● PROBLEM TO WORK ON
Copy all of the material below exactly.

● MATERIAL FOR THIS EXERCISE

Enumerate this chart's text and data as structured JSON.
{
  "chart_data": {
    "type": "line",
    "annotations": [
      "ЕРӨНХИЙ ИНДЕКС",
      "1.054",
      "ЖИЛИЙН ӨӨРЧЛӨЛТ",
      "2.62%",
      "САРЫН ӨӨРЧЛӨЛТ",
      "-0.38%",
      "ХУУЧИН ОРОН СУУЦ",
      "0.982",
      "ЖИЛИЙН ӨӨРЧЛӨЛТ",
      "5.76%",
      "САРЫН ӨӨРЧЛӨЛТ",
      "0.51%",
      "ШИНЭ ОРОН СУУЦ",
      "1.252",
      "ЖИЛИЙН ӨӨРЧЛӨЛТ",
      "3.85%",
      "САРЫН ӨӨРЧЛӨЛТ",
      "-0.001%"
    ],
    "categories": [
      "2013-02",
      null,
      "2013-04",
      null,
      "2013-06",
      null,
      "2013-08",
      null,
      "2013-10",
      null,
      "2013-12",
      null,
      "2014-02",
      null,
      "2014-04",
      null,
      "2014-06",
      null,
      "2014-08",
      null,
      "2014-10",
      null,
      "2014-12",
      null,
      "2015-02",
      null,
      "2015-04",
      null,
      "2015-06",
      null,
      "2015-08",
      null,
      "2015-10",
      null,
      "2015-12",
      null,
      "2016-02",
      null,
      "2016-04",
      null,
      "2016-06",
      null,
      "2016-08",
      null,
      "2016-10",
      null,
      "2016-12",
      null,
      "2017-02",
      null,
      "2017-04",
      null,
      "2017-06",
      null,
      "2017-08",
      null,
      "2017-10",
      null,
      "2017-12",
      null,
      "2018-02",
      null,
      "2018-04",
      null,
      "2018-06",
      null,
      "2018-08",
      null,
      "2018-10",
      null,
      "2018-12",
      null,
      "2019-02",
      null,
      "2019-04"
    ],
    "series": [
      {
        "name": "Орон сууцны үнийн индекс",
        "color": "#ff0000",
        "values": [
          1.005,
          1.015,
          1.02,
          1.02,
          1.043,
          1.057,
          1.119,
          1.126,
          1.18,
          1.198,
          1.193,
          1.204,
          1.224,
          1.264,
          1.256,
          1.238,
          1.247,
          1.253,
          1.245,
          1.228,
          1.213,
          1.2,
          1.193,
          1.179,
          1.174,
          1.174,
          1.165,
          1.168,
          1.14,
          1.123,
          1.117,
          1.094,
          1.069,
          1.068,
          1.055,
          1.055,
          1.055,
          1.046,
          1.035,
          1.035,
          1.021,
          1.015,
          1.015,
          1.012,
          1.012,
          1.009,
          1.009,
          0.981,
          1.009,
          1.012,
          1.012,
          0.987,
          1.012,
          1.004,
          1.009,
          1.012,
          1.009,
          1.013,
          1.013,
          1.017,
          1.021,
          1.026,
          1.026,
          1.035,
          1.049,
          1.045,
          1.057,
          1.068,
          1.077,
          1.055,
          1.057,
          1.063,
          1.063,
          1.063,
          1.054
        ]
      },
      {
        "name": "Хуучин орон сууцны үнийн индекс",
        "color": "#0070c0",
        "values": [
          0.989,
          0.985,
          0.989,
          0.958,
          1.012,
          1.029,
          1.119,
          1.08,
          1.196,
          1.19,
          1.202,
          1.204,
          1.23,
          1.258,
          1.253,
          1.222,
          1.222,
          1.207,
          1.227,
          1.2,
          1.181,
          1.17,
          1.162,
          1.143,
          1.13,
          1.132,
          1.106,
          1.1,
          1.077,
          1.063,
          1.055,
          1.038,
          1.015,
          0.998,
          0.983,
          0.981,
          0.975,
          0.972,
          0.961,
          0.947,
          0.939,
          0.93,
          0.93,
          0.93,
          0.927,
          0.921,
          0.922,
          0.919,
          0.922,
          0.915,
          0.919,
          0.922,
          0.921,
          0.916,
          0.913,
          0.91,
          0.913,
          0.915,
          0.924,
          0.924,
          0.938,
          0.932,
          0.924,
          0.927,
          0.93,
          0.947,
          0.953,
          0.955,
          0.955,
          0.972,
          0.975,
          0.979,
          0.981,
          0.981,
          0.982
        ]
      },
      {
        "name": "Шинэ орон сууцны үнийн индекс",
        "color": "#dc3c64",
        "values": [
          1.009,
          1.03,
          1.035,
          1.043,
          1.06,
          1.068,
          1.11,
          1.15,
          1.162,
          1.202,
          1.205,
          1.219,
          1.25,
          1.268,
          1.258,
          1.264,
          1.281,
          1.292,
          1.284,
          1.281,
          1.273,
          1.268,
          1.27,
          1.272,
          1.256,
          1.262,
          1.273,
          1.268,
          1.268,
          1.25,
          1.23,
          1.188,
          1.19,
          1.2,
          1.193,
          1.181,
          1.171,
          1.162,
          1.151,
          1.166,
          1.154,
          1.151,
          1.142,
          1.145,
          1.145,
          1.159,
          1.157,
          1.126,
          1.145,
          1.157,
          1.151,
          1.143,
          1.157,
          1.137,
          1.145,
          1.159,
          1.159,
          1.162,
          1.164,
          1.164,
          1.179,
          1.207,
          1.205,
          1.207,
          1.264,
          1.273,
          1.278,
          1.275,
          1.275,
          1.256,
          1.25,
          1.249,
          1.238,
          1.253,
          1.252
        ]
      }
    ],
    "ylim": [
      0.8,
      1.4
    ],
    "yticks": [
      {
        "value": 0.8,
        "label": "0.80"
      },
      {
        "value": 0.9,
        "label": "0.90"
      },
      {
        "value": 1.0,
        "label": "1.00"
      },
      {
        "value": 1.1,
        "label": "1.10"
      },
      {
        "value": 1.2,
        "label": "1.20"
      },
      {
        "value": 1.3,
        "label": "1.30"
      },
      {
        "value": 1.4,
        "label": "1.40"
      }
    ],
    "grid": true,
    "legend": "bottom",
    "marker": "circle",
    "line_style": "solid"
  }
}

● FULL RESPONSE
Enumerate this chart's text and data as structured JSON.
{
  "chart_data": {
    "type": "line",
    "annotations": [
      "ЕРӨНХИЙ ИНДЕКС",
      "1.054",
      "ЖИЛИЙН ӨӨРЧЛӨЛТ",
      "2.62%",
      "САРЫН ӨӨРЧЛӨЛТ",
      "-0.38%",
      "ХУУЧИН ОРОН СУУЦ",
      "0.982",
      "ЖИЛИЙН ӨӨРЧЛӨЛТ",
      "5.76%",
      "САРЫН ӨӨРЧЛӨЛТ",
      "0.51%",
      "ШИНЭ ОРОН СУУЦ",
      "1.252",
      "ЖИЛИЙН ӨӨРЧЛӨЛТ",
      "3.85%",
      "САРЫН ӨӨРЧЛӨЛТ",
      "-0.001%"
    ],
    "categories": [
      "2013-02",
      null,
      "2013-04",
      null,
      "2013-06",
      null,
      "2013-08",
      null,
      "2013-10",
      null,
      "2013-12",
      null,
      "2014-02",
      null,
      "2014-04",
      null,
      "2014-06",
      null,
      "2014-08",
      null,
      "2014-10",
      null,
      "2014-12",
      null,
      "2015-02",
      null,
      "2015-04",
      null,
      "2015-06",
      null,
      "2015-08",
      null,
      "2015-10",
      null,
      "2015-12",
      null,
      "2016-02",
      null,
      "2016-04",
      null,
      "2016-06",
      null,
      "2016-08",
      null,
      "2016-10",
      null,
      "2016-12",
      null,
      "2017-02",
      null,
      "2017-04",
      null,
      "2017-06",
      null,
      "2017-08",
      null,
      "2017-10",
      null,
      "2017-12",
      null,
      "2018-02",
      null,
      "2018-04",
      null,
      "2018-06",
      null,
      "2018-08",
      null,
      "2018-10",
      null,
      "2018-12",
      null,
      "2019-02",
      null,
      "2019-04"
    ],
    "series": [
      {
        "name": "Орон сууцны үнийн индекс",
        "color": "#ff0000",
        "values": [
          1.005,
          1.015,
          1.02,
          1.02,
          1.043,
          1.057,
          1.119,
          1.126,
          1.18,
          1.198,
          1.193,
          1.204,
          1.224,
          1.264,
          1.256,
          1.238,
          1.247,
          1.253,
          1.245,
          1.228,
          1.213,
          1.2,
          1.193,
          1.179,
          1.174,
          1.174,
          1.165,
          1.168,
          1.14,
          1.123,
          1.117,
          1.094,
          1.069,
          1.068,
          1.055,
          1.055,
          1.055,
          1.046,
          1.035,
          1.035,
          1.021,
          1.015,
          1.015,
          1.012,
          1.012,
          1.009,
          1.009,
          0.981,
          1.009,
          1.012,
          1.012,
          0.987,
          1.012,
          1.004,
          1.009,
          1.012,
          1.009,
          1.013,
          1.013,
          1.017,
          1.021,
          1.026,
          1.026,
          1.035,
          1.049,
          1.045,
          1.057,
          1.068,
          1.077,
          1.055,
          1.057,
          1.063,
          1.063,
          1.063,
          1.054
        ]
      },
      {
        "name": "Хуучин орон сууцны үнийн индекс",
        "color": "#0070c0",
        "values": [
          0.989,
          0.985,
          0.989,
          0.958,
          1.012,
          1.029,
          1.119,
          1.08,
          1.196,
          1.19,
          1.202,
          1.204,
          1.23,
          1.258,
          1.253,
          1.222,
          1.222,
          1.207,
          1.227,
          1.2,
          1.181,
          1.17,
          1.162,
          1.143,
          1.13,
          1.132,
          1.106,
          1.1,
          1.077,
          1.063,
          1.055,
          1.038,
          1.015,
          0.998,
          0.983,
          0.981,
          0.975,
          0.972,
          0.961,
          0.947,
          0.939,
          0.93,
          0.93,
          0.93,
          0.927,
          0.921,
          0.922,
          0.919,
          0.922,
          0.915,
          0.919,
          0.922,
          0.921,
          0.916,
          0.913,
          0.91,
          0.913,
          0.915,
          0.924,
          0.924,
          0.938,
          0.932,
          0.924,
          0.927,
          0.93,
          0.947,
          0.953,
          0.955,
          0.955,
          0.972,
          0.975,
          0.979,
          0.981,
          0.981,
          0.982
        ]
      },
      {
        "name": "Шинэ орон сууцны үнийн индекс",
        "color": "#dc3c64",
        "values": [
          1.009,
          1.03,
          1.035,
          1.043,
          1.06,
          1.068,
          1.11,
          1.15,
          1.162,
          1.202,
          1.205,
          1.219,
          1.25,
          1.268,
          1.258,
          1.264,
          1.281,
          1.292,
          1.284,
          1.281,
          1.273,
          1.268,
          1.27,
          1.272,
          1.256,
          1.262,
          1.273,
          1.268,
          1.268,
          1.25,
          1.23,
          1.188,
          1.19,
          1.2,
          1.193,
          1.181,
          1.171,
          1.162,
          1.151,
          1.166,
          1.154,
          1.151,
          1.142,
          1.145,
          1.145,
          1.159,
          1.157,
          1.126,
          1.145,
          1.157,
          1.151,
          1.143,
          1.157,
          1.137,
          1.145,
          1.159,
          1.159,
          1.162,
          1.164,
          1.164,
          1.179,
          1.207,
          1.205,
          1.207,
          1.264,
          1.273,
          1.278,
          1.275,
          1.275,
          1.256,
          1.25,
          1.249,
          1.238,
          1.253,
          1.252
        ]
      }
    ],
    "ylim": [
      0.8,
      1.4
    ],
    "yticks": [
      {
        "value": 0.8,
        "label": "0.80"
      },
      {
        "value": 0.9,
        "label": "0.90"
      },
      {
        "value": 1.0,
        "label": "1.00"
      },
      {
        "value": 1.1,
        "label": "1.10"
      },
      {
        "value": 1.2,
        "label": "1.20"
      },
      {
        "value": 1.3,
        "label": "1.30"
      },
      {
        "value": 1.4,
        "label": "1.40"
      }
    ],
    "grid": true,
    "legend": "bottom",
    "marker": "circle",
    "line_style": "solid"
  }
}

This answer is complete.